● What is needed
Assemble all lines in which the string "KhemjiraConcert" appears.

● Records to process
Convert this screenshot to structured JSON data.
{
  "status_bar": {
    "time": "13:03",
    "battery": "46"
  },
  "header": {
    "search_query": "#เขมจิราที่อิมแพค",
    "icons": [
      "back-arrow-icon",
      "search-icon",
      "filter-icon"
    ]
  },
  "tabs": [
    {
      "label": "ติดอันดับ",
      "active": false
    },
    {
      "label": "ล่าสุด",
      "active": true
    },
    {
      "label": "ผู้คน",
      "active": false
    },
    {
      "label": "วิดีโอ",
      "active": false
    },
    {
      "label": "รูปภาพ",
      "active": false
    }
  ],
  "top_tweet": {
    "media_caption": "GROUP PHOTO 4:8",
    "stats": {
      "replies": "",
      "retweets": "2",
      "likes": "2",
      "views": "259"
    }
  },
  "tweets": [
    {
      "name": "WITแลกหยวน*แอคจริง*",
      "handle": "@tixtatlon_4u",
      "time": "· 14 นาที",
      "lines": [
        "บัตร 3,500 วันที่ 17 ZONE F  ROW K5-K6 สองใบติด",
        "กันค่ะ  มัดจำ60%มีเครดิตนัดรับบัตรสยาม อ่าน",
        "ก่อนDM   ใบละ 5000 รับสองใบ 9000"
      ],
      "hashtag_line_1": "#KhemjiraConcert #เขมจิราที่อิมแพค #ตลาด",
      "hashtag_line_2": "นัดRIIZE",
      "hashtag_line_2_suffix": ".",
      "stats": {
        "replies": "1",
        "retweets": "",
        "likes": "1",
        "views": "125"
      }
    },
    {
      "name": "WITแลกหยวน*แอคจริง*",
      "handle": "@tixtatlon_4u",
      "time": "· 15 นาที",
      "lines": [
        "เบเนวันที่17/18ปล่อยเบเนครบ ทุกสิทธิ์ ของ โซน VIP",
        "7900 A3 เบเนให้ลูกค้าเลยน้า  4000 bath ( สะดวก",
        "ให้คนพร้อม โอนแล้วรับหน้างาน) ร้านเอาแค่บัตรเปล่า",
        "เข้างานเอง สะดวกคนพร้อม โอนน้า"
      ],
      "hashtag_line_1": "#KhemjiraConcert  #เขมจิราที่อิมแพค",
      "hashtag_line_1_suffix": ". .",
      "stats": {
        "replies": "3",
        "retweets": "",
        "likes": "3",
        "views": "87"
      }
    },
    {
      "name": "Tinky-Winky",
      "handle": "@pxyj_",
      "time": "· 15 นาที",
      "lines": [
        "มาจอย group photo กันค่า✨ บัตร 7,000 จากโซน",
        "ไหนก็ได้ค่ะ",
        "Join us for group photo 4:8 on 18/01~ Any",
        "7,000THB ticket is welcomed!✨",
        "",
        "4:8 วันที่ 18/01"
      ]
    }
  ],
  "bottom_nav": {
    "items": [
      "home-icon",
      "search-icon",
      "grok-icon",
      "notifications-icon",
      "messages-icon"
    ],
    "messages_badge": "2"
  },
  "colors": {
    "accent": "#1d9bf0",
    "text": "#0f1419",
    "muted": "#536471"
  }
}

● Complete answer
      "hashtag_line_1": "#KhemjiraConcert #เขมจิราที่อิมแพค #ตลาด",
      "hashtag_line_1": "#KhemjiraConcert  #เขมจิราที่อิมแพค",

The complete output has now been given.